◆ **Task brief**
Can you retype every entry below character for character, omitting the pictures?

== Record list ==

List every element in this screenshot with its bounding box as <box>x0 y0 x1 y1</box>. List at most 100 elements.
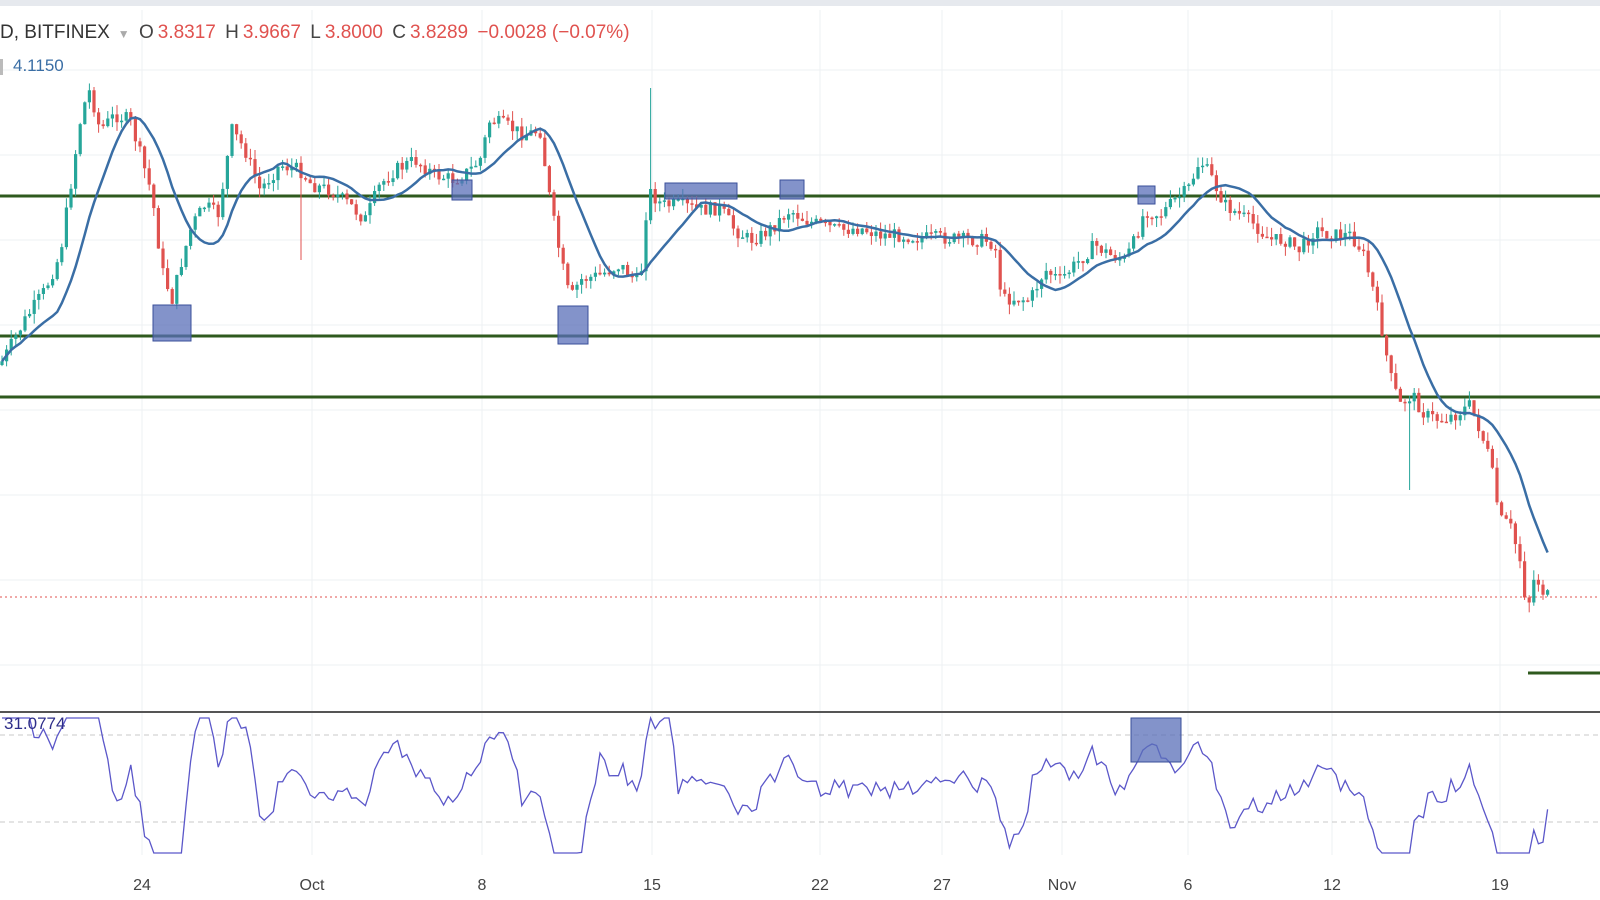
candle-body <box>1132 236 1136 249</box>
candle-body <box>1265 236 1269 239</box>
open-value: 3.8317 <box>157 22 216 43</box>
candle-body <box>1247 212 1251 215</box>
candle-body <box>713 202 717 216</box>
candle-body <box>966 232 970 238</box>
candle-body <box>1113 255 1117 261</box>
candle-body <box>179 267 183 275</box>
candle-body <box>1159 216 1163 218</box>
candle-body <box>1127 248 1131 257</box>
candle-body <box>1145 216 1149 218</box>
candle-body <box>892 229 896 238</box>
candle-body <box>414 157 418 165</box>
candle-body <box>846 229 850 234</box>
candle-body <box>865 228 869 233</box>
low-label: L <box>310 22 321 43</box>
candle-body <box>695 204 699 208</box>
candle-body <box>336 194 340 198</box>
candle-body <box>506 117 510 121</box>
candle-body <box>1237 210 1241 214</box>
candle-body <box>396 162 400 179</box>
candle-body <box>589 276 593 281</box>
chevron-down-icon[interactable]: ▼ <box>117 27 130 41</box>
candle-body <box>248 157 252 160</box>
candle-body <box>644 220 648 272</box>
candle-body <box>451 173 455 184</box>
candle-body <box>593 272 597 277</box>
candle-body <box>258 176 262 189</box>
candle-body <box>235 124 239 135</box>
candle-body <box>690 203 694 205</box>
candle-body <box>856 228 860 234</box>
candle-body <box>543 137 547 167</box>
candle-body <box>1385 335 1389 356</box>
candle-body <box>1086 259 1090 264</box>
candle-body <box>405 160 409 170</box>
candle-body <box>1527 597 1531 603</box>
rsi-value: 31.0774 <box>4 714 66 733</box>
candle-body <box>1003 289 1007 294</box>
candle-body <box>699 204 703 208</box>
candle-body <box>883 233 887 239</box>
candle-body <box>64 207 68 248</box>
candle-body <box>97 112 101 125</box>
low-value: 3.8000 <box>324 22 383 43</box>
candle-body <box>1242 212 1246 215</box>
candle-body <box>1196 167 1200 179</box>
candle-body <box>534 130 538 134</box>
x-tick-label: 27 <box>933 877 951 894</box>
candle-body <box>777 218 781 232</box>
candle-body <box>106 118 110 127</box>
candle-body <box>745 232 749 238</box>
rsi-legend: 31.0774 <box>4 714 65 734</box>
candle-body <box>1339 229 1343 239</box>
candle-body <box>649 188 653 221</box>
x-tick-label: 6 <box>1184 877 1193 894</box>
candle-body <box>74 154 78 189</box>
candle-body <box>1104 249 1108 253</box>
candle-body <box>1444 421 1448 424</box>
symbol-label[interactable]: D, BITFINEX <box>0 22 110 43</box>
candle-body <box>1541 584 1545 595</box>
candle-body <box>547 166 551 193</box>
candle-body <box>869 232 873 237</box>
candle-body <box>492 122 496 125</box>
candle-body <box>55 262 59 280</box>
x-tick-label: 8 <box>478 877 487 894</box>
candle-body <box>1306 238 1310 246</box>
candle-body <box>501 115 505 118</box>
candle-body <box>1320 227 1324 232</box>
candle-body <box>1375 286 1379 303</box>
x-tick-label: 15 <box>643 877 661 894</box>
candle-body <box>879 231 883 239</box>
candle-body <box>1168 199 1172 208</box>
candle-body <box>409 157 413 161</box>
candle-body <box>382 181 386 185</box>
candle-body <box>478 157 482 166</box>
candle-body <box>874 231 878 237</box>
candle-body <box>607 272 611 275</box>
candle-body <box>60 247 64 263</box>
candle-body <box>1026 300 1030 302</box>
candle-body <box>1426 411 1430 418</box>
candle-body <box>741 237 745 239</box>
candle-body <box>1224 199 1228 203</box>
candle-body <box>1017 300 1021 303</box>
candle-body <box>1366 250 1370 273</box>
high-label: H <box>225 22 239 43</box>
candle-body <box>317 185 321 193</box>
candle-body <box>672 199 676 207</box>
candle-body <box>1546 590 1550 595</box>
candle-body <box>681 198 685 201</box>
candle-body <box>230 124 234 156</box>
candle-body <box>805 220 809 225</box>
candle-body <box>101 124 105 127</box>
candle-body <box>1500 502 1504 516</box>
candle-body <box>1099 245 1103 253</box>
candle-body <box>1431 411 1435 415</box>
candle-body <box>851 228 855 234</box>
candle-body <box>1049 270 1053 275</box>
candle-body <box>1362 249 1366 252</box>
candle-body <box>980 233 984 247</box>
candle-body <box>1463 406 1467 416</box>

===

◆ **Worked solution**
List every element in this screenshot with its bounding box as <box>x0 y0 x1 y1</box>. List at most 100 elements.
candle-body <box>1132 236 1136 249</box>
candle-body <box>1265 236 1269 239</box>
open-value: 3.8317 <box>157 22 216 43</box>
candle-body <box>1247 212 1251 215</box>
candle-body <box>713 202 717 216</box>
candle-body <box>966 232 970 238</box>
candle-body <box>1113 255 1117 261</box>
candle-body <box>179 267 183 275</box>
candle-body <box>1159 216 1163 218</box>
candle-body <box>1127 248 1131 257</box>
candle-body <box>1145 216 1149 218</box>
candle-body <box>892 229 896 238</box>
candle-body <box>414 157 418 165</box>
candle-body <box>846 229 850 234</box>
candle-body <box>865 228 869 233</box>
low-label: L <box>310 22 321 43</box>
candle-body <box>695 204 699 208</box>
candle-body <box>336 194 340 198</box>
candle-body <box>506 117 510 121</box>
candle-body <box>1237 210 1241 214</box>
candle-body <box>396 162 400 179</box>
candle-body <box>589 276 593 281</box>
chevron-down-icon[interactable]: ▼ <box>117 27 130 41</box>
candle-body <box>248 157 252 160</box>
candle-body <box>644 220 648 272</box>
candle-body <box>451 173 455 184</box>
candle-body <box>593 272 597 277</box>
candle-body <box>258 176 262 189</box>
candle-body <box>235 124 239 135</box>
candle-body <box>690 203 694 205</box>
candle-body <box>856 228 860 234</box>
candle-body <box>543 137 547 167</box>
candle-body <box>1385 335 1389 356</box>
candle-body <box>1086 259 1090 264</box>
candle-body <box>405 160 409 170</box>
candle-body <box>1527 597 1531 603</box>
rsi-value: 31.0774 <box>4 714 66 733</box>
candle-body <box>1003 289 1007 294</box>
candle-body <box>699 204 703 208</box>
candle-body <box>883 233 887 239</box>
candle-body <box>64 207 68 248</box>
candle-body <box>97 112 101 125</box>
low-value: 3.8000 <box>324 22 383 43</box>
candle-body <box>1242 212 1246 215</box>
candle-body <box>1196 167 1200 179</box>
candle-body <box>534 130 538 134</box>
x-tick-label: 27 <box>933 877 951 894</box>
candle-body <box>777 218 781 232</box>
candle-body <box>106 118 110 127</box>
candle-body <box>745 232 749 238</box>
rsi-legend: 31.0774 <box>4 714 65 734</box>
candle-body <box>1339 229 1343 239</box>
candle-body <box>649 188 653 221</box>
x-tick-label: 6 <box>1184 877 1193 894</box>
candle-body <box>74 154 78 189</box>
candle-body <box>1104 249 1108 253</box>
candle-body <box>1444 421 1448 424</box>
symbol-label[interactable]: D, BITFINEX <box>0 22 110 43</box>
candle-body <box>1541 584 1545 595</box>
candle-body <box>547 166 551 193</box>
candle-body <box>869 232 873 237</box>
candle-body <box>492 122 496 125</box>
candle-body <box>55 262 59 280</box>
x-tick-label: 8 <box>478 877 487 894</box>
candle-body <box>1306 238 1310 246</box>
candle-body <box>501 115 505 118</box>
candle-body <box>1320 227 1324 232</box>
candle-body <box>1375 286 1379 303</box>
x-tick-label: 15 <box>643 877 661 894</box>
candle-body <box>879 231 883 239</box>
candle-body <box>1168 199 1172 208</box>
candle-body <box>409 157 413 161</box>
candle-body <box>382 181 386 185</box>
candle-body <box>478 157 482 166</box>
candle-body <box>874 231 878 237</box>
candle-body <box>607 272 611 275</box>
candle-body <box>60 247 64 263</box>
candle-body <box>1026 300 1030 302</box>
candle-body <box>1426 411 1430 418</box>
candle-body <box>741 237 745 239</box>
candle-body <box>1224 199 1228 203</box>
candle-body <box>1017 300 1021 303</box>
candle-body <box>1366 250 1370 273</box>
high-label: H <box>225 22 239 43</box>
candle-body <box>317 185 321 193</box>
candle-body <box>672 199 676 207</box>
candle-body <box>1546 590 1550 595</box>
candle-body <box>681 198 685 201</box>
candle-body <box>230 124 234 156</box>
candle-body <box>805 220 809 225</box>
candle-body <box>101 124 105 127</box>
candle-body <box>1500 502 1504 516</box>
candle-body <box>1099 245 1103 253</box>
candle-body <box>1431 411 1435 415</box>
candle-body <box>851 228 855 234</box>
candle-body <box>1049 270 1053 275</box>
candle-body <box>1362 249 1366 252</box>
candle-body <box>980 233 984 247</box>
candle-body <box>1463 406 1467 416</box>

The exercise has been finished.